Pick out all lines with the word "JSON" from the records that follow.

-------- DATASET ROWS

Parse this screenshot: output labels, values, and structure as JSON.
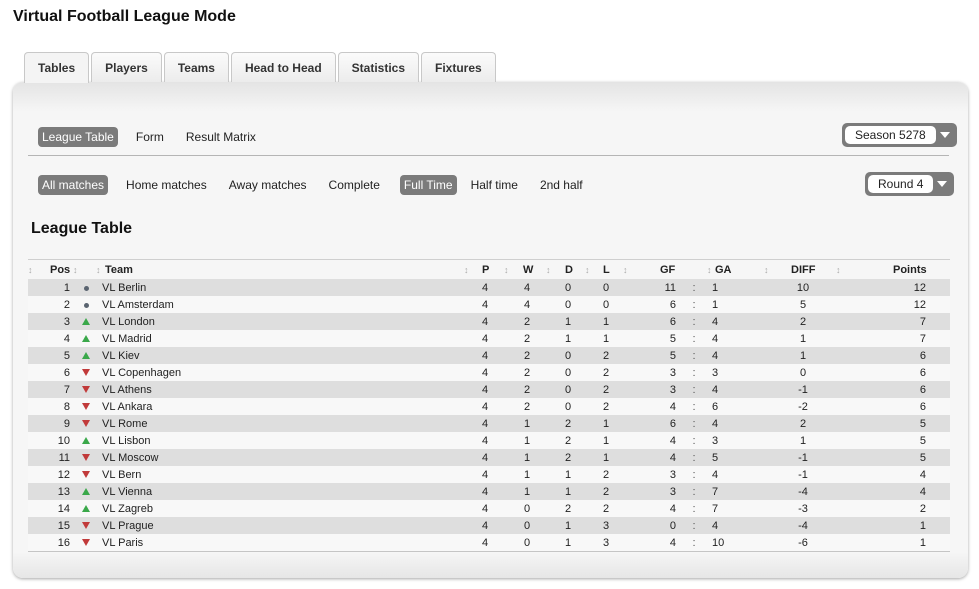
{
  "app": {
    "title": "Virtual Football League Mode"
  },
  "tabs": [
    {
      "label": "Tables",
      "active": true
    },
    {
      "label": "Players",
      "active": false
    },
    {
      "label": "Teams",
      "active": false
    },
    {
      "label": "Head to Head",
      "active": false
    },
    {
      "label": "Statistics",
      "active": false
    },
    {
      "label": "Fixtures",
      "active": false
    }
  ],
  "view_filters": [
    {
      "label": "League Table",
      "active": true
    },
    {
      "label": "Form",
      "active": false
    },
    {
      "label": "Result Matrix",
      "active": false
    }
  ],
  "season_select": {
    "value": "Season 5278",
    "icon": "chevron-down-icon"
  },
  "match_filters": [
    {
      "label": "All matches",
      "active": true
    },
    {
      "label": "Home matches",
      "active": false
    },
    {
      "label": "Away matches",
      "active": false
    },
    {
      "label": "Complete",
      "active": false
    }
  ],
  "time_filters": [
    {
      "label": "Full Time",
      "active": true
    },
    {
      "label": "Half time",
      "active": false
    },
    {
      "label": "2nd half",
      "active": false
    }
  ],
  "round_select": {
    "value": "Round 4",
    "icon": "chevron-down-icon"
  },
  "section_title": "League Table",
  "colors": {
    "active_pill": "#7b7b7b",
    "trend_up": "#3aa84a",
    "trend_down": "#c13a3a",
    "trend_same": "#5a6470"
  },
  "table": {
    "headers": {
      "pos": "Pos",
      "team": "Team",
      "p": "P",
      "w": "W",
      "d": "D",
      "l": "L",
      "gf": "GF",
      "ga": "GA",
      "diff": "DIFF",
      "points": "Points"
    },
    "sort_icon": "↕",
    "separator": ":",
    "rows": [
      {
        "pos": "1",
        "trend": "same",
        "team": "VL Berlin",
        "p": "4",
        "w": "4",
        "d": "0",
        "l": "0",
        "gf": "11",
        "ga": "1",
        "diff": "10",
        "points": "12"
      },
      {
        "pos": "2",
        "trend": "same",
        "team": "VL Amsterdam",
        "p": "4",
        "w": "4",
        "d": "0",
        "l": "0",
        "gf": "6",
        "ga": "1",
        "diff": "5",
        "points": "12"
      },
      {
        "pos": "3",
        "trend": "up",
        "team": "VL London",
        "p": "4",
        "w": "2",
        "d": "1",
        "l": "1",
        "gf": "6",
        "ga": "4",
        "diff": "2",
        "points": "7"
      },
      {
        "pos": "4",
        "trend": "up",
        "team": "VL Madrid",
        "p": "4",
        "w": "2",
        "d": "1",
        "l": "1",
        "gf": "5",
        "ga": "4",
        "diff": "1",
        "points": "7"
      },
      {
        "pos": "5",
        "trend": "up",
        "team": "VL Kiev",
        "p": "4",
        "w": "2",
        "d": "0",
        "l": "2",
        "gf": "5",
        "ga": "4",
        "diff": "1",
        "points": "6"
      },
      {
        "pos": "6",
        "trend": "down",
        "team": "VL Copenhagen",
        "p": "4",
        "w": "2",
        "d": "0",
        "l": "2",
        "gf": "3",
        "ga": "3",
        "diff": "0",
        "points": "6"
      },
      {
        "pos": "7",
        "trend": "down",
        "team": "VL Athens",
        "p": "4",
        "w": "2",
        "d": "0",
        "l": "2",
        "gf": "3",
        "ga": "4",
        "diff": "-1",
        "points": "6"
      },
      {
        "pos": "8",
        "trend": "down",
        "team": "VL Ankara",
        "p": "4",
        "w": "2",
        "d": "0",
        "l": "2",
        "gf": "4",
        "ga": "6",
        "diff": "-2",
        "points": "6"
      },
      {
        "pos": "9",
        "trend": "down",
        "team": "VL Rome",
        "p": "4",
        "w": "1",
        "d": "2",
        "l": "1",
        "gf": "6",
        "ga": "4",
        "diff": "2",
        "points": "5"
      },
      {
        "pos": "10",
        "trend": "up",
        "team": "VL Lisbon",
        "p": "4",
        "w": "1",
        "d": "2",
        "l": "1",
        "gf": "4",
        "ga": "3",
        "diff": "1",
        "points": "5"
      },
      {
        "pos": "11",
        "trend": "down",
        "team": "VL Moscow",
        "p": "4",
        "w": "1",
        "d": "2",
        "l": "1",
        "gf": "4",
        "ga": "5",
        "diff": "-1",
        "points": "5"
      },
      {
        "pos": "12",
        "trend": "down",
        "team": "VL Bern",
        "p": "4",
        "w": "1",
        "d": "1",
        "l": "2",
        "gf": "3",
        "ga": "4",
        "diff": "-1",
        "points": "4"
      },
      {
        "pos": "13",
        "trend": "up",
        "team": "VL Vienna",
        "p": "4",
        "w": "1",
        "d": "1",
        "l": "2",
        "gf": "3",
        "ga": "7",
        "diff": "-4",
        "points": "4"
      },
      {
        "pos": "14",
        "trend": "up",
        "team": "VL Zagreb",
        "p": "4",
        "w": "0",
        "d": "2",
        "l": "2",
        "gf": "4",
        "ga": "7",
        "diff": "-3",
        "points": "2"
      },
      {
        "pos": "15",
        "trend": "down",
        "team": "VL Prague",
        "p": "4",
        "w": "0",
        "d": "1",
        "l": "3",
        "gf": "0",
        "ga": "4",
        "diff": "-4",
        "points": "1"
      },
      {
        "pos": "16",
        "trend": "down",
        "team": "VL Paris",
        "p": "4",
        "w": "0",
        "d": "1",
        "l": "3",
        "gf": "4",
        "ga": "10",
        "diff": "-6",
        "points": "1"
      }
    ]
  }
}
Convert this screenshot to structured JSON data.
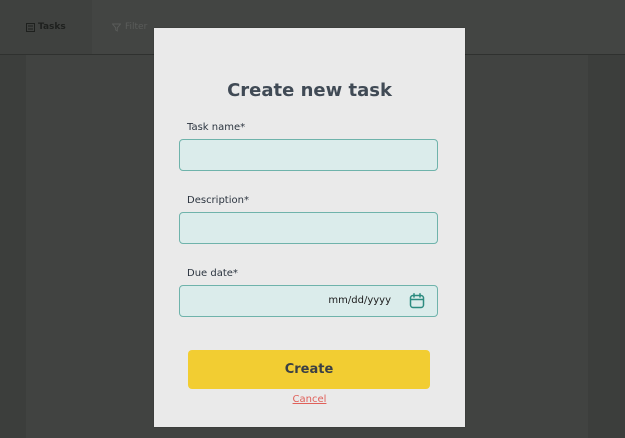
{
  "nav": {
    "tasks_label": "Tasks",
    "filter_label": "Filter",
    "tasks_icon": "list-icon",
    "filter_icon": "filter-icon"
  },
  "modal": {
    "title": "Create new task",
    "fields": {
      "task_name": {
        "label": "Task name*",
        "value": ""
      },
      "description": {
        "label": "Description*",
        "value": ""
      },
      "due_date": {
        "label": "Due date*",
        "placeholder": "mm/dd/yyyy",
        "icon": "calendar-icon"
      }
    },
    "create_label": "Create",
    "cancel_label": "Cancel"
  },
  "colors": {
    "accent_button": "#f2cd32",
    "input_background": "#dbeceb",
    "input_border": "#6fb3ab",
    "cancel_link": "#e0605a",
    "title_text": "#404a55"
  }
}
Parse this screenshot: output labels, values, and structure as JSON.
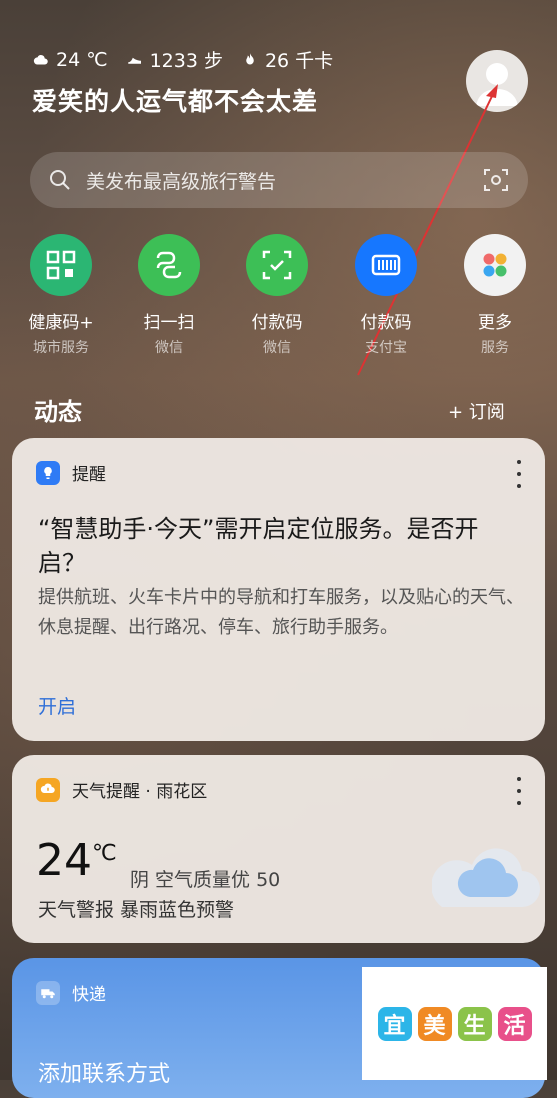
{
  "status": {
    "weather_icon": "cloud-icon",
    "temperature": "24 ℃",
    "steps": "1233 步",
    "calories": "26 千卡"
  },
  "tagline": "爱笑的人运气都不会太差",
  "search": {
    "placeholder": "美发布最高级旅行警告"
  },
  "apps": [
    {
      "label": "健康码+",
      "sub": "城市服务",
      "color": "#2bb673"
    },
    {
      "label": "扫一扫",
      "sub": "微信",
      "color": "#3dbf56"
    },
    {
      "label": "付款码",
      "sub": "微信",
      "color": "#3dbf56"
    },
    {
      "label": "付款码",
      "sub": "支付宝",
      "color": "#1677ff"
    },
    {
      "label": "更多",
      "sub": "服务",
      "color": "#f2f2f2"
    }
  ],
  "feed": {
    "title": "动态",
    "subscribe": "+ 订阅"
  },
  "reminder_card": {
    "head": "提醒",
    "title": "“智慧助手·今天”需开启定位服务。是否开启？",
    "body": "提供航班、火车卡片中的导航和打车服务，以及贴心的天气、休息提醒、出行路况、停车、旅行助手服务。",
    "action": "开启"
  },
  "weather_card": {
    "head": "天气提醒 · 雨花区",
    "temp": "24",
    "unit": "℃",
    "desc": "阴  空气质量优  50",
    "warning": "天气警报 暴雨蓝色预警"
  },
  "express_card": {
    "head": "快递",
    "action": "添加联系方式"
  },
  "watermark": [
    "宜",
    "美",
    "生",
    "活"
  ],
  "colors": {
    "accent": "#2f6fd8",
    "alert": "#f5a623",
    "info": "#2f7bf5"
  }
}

----------------
-------- DATASET ROWS

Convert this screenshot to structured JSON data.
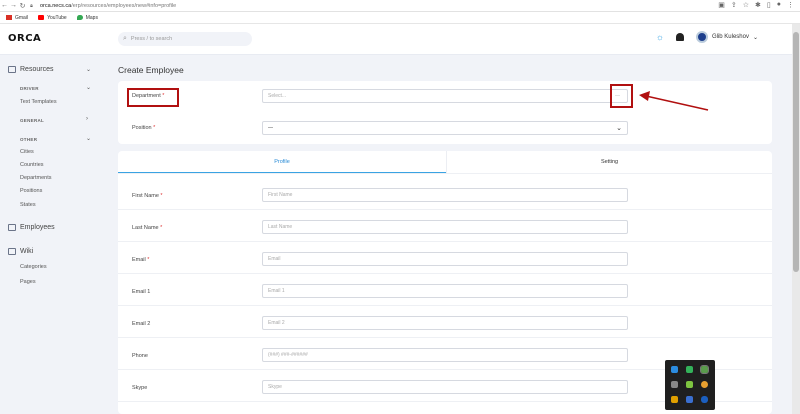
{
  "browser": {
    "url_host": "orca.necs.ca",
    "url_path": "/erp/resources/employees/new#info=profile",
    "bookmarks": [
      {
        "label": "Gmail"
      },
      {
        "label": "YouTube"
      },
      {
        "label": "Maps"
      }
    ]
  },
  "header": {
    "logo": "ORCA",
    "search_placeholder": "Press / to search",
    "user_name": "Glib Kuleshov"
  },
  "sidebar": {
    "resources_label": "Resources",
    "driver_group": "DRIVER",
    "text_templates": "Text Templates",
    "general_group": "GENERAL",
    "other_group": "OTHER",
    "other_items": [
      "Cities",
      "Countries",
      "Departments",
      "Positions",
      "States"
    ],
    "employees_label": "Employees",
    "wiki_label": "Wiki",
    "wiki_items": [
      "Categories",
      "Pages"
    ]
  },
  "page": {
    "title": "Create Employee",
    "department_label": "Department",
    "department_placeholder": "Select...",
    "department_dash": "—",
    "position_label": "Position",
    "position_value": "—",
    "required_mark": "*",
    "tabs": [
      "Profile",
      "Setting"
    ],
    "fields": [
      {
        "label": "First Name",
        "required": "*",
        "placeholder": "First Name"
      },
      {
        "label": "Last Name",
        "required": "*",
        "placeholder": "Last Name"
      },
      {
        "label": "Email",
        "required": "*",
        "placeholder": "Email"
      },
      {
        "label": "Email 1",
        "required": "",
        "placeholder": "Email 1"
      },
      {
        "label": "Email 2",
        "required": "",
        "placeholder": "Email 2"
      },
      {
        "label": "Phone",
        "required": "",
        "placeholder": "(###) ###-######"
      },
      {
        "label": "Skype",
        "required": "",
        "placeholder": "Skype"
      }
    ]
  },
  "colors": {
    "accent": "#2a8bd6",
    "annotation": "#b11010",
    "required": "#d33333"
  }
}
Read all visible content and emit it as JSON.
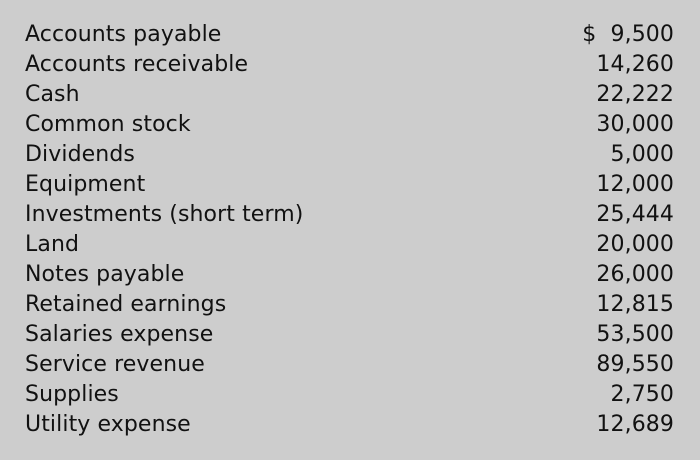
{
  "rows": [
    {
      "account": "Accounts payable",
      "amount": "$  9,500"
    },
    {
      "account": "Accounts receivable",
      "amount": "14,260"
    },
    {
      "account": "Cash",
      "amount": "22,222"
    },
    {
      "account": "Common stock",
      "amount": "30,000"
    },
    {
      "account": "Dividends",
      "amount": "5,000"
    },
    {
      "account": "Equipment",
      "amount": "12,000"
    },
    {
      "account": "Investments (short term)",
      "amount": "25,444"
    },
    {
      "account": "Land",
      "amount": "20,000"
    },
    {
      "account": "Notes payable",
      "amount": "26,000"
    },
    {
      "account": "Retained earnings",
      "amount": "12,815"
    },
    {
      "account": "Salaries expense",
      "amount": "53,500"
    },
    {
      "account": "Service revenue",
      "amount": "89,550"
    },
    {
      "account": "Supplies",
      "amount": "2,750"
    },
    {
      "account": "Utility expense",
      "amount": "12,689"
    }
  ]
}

----------------
-------- DATASET ROWS

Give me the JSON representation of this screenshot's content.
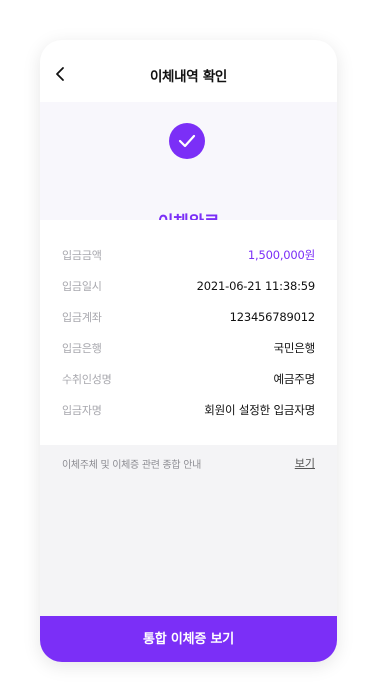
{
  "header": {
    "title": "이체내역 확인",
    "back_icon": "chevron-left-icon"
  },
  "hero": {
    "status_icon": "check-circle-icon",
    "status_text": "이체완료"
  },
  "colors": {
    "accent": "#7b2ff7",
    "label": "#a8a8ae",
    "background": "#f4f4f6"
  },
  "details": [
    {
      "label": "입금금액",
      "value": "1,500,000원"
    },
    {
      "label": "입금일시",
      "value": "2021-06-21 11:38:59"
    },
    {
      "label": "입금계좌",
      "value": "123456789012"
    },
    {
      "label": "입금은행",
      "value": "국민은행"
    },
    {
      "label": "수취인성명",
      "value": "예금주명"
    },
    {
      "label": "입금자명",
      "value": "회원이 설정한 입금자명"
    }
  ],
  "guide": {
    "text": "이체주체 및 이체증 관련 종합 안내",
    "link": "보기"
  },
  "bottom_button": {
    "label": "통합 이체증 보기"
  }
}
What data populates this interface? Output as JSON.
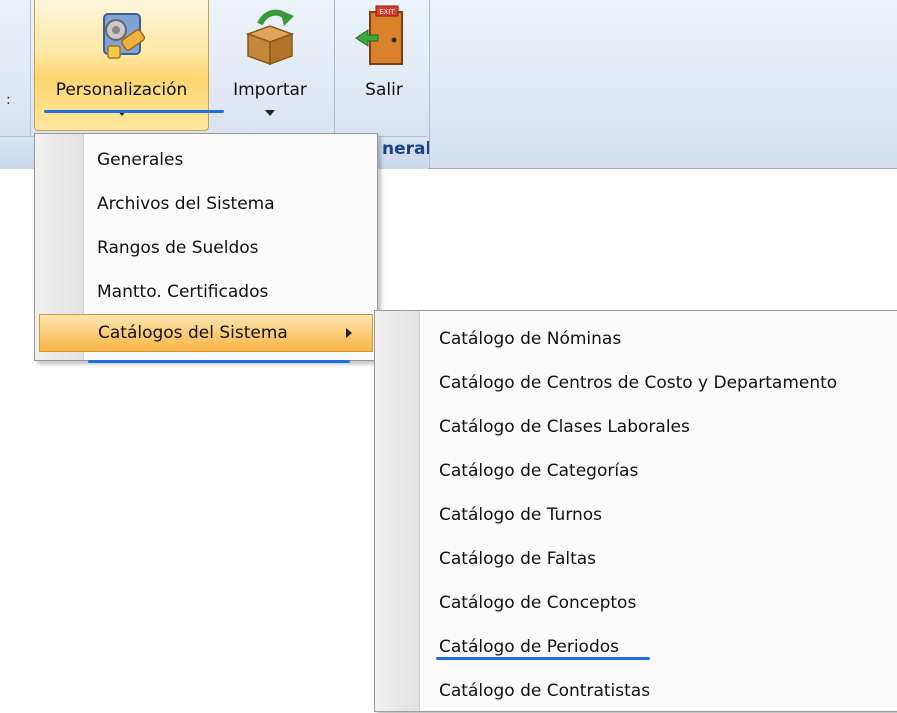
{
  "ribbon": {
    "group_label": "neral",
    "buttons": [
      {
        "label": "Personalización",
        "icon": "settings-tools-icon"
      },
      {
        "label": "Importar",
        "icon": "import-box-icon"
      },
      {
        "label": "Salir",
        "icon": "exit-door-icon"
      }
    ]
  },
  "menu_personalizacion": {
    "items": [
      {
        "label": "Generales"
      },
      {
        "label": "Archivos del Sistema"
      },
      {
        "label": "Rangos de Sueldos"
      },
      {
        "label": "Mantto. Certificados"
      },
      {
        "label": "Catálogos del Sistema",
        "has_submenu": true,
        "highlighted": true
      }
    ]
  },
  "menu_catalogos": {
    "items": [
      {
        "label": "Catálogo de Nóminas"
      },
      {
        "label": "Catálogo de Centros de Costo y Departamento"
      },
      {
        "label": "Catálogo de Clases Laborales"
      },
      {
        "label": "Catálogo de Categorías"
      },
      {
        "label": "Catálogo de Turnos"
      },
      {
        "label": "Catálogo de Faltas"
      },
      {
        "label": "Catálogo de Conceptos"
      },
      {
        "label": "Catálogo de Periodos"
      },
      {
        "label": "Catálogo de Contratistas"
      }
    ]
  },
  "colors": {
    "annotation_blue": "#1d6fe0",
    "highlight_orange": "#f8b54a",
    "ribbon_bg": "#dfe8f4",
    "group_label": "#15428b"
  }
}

----------------

• FINISHED ANSWER:
Parse this screenshot: output labels, values, and structure as JSON.
Convert this screenshot to structured JSON data.
Parse this screenshot: output labels, values, and structure as JSON.
Convert this screenshot to structured JSON data.
Read all visible content and emit it as JSON.
Give me the JSON representation of this screenshot's content.
What data populates this interface? Output as JSON.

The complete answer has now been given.